## Exercise material
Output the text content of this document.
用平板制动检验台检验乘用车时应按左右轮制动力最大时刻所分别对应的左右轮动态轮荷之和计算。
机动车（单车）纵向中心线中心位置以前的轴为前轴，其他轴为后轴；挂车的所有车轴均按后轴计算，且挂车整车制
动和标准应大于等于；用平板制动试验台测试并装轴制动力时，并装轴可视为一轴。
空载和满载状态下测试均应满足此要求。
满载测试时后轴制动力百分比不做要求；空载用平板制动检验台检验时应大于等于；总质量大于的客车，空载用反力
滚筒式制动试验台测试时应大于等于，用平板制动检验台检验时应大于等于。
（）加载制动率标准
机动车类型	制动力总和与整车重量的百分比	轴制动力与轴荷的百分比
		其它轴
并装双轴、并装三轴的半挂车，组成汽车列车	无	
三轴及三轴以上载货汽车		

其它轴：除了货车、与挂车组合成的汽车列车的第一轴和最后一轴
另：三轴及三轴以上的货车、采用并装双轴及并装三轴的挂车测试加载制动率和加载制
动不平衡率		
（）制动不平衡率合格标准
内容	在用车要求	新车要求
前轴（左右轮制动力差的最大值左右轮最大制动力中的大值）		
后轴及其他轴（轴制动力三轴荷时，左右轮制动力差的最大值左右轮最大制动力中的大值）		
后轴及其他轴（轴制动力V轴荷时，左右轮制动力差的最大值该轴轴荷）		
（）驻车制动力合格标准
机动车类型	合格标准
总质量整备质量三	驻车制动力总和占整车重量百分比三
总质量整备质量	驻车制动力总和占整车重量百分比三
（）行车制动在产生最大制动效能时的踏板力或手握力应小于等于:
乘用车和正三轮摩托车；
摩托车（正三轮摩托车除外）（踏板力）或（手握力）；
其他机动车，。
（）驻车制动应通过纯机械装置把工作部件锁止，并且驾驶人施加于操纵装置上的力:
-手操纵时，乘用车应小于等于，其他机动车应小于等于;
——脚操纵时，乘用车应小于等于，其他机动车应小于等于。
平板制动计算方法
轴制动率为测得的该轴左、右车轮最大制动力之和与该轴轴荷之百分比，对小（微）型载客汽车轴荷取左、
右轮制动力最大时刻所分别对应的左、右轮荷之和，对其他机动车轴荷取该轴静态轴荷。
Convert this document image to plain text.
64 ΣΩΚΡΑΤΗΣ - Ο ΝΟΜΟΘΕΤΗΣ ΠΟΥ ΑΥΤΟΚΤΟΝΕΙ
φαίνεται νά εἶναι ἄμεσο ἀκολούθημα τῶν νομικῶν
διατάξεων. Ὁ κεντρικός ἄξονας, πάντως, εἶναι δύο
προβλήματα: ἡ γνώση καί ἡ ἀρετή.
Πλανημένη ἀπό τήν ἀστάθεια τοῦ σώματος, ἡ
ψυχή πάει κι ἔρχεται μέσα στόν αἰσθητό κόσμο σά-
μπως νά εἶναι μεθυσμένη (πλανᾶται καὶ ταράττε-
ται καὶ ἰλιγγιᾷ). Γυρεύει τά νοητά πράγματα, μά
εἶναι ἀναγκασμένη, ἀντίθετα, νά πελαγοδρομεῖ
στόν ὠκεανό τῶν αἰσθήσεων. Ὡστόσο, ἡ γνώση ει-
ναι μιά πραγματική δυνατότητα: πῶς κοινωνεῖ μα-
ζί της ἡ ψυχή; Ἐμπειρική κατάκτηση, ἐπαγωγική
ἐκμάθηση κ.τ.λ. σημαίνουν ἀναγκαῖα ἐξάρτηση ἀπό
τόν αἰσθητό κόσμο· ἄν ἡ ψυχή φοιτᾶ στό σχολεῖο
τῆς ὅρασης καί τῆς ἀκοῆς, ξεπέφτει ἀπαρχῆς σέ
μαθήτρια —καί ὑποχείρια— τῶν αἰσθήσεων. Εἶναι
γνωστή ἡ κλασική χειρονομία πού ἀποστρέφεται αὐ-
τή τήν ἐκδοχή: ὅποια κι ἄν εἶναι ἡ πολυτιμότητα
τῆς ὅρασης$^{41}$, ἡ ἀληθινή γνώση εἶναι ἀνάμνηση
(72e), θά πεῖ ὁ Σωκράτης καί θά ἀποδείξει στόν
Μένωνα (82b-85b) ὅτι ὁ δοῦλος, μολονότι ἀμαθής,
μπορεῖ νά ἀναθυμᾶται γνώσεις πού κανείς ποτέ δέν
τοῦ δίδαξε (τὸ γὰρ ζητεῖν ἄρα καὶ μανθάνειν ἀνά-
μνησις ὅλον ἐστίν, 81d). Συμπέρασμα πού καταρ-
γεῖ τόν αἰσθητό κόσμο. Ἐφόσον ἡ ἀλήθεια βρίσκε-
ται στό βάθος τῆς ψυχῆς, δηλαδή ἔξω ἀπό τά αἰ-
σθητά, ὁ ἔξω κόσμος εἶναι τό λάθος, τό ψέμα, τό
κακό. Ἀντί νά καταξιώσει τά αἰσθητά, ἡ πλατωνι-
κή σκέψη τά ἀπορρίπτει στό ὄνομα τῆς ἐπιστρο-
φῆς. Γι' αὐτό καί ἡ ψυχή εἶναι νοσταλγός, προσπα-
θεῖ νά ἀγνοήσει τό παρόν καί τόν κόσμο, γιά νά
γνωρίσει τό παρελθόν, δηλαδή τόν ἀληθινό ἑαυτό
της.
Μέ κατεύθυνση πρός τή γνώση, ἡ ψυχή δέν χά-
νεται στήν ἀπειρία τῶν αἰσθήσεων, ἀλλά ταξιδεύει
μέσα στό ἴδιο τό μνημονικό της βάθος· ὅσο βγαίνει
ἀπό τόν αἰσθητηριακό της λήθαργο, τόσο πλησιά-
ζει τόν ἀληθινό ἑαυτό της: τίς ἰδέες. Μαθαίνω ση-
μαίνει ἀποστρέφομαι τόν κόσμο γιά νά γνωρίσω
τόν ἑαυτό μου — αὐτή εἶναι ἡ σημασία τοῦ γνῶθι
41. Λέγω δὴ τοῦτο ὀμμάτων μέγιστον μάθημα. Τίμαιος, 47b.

## Exercise requirements
What is the number of lines in the data above that include the word "αἰσθήσεων"? Answer with that number only.

## Final result
3